Items from a dataset:
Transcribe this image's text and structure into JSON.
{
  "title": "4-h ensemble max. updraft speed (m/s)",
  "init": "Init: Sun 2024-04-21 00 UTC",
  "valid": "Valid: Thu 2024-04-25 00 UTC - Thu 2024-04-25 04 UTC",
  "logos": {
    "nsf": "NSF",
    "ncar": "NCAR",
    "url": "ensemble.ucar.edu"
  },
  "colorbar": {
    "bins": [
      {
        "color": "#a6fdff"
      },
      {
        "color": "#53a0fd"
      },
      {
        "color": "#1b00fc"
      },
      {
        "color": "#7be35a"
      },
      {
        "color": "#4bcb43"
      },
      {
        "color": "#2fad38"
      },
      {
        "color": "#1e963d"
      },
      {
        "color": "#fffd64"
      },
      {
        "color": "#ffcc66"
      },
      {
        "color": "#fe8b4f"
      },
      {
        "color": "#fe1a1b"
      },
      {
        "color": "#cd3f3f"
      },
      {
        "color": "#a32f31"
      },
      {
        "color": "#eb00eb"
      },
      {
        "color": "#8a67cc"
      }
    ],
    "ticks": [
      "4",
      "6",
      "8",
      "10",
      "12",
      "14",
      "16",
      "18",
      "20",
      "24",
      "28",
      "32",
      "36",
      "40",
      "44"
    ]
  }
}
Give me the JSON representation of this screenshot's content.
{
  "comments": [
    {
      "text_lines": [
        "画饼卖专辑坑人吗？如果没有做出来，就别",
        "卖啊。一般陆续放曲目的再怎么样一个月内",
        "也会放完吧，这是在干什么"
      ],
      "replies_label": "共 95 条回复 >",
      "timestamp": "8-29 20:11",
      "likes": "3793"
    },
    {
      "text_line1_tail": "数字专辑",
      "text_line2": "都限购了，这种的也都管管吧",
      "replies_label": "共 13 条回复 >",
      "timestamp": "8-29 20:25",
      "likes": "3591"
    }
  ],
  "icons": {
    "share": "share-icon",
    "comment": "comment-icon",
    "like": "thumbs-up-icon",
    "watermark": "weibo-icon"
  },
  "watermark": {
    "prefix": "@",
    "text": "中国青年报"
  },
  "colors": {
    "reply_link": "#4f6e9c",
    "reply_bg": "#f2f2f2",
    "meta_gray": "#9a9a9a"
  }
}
...
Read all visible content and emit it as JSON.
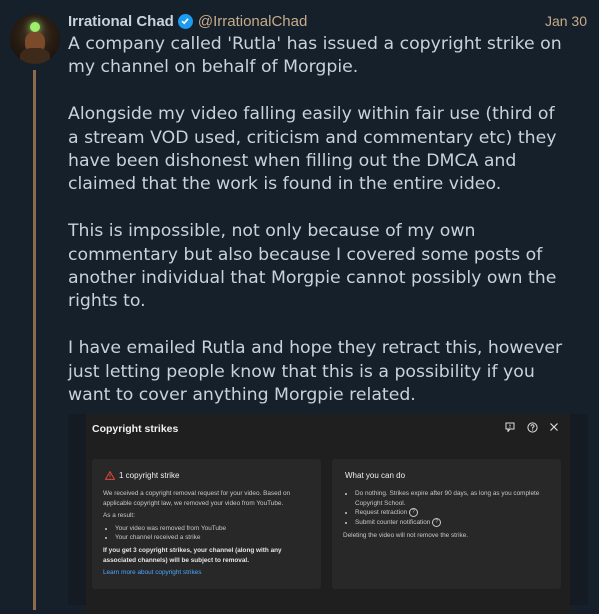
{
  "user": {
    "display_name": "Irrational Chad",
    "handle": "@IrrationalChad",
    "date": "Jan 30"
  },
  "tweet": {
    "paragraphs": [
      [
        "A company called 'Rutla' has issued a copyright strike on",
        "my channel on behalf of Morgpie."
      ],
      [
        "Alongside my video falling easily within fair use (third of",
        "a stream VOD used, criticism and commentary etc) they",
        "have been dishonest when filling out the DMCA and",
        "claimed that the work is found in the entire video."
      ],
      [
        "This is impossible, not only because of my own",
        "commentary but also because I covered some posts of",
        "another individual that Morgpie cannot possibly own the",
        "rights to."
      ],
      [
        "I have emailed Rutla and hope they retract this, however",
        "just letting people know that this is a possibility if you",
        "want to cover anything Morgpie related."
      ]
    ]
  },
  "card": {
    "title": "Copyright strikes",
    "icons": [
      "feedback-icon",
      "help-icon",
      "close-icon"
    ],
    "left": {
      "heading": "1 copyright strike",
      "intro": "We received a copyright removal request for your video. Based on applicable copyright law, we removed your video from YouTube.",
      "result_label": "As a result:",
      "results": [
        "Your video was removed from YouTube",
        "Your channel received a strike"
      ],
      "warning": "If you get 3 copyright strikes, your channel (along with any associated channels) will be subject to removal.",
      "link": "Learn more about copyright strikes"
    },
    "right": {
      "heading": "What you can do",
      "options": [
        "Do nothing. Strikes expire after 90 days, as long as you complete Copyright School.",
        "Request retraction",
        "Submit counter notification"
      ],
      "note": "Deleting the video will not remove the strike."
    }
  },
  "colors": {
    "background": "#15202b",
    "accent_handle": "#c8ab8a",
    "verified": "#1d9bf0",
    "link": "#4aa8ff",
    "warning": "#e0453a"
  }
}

Problem details: Gather from the data above every line with the string "JSON".

The answer:
Transcribe this image's text and structure into JSON.
Give me the JSON representation of this screenshot's content.
Read all visible content and emit it as JSON.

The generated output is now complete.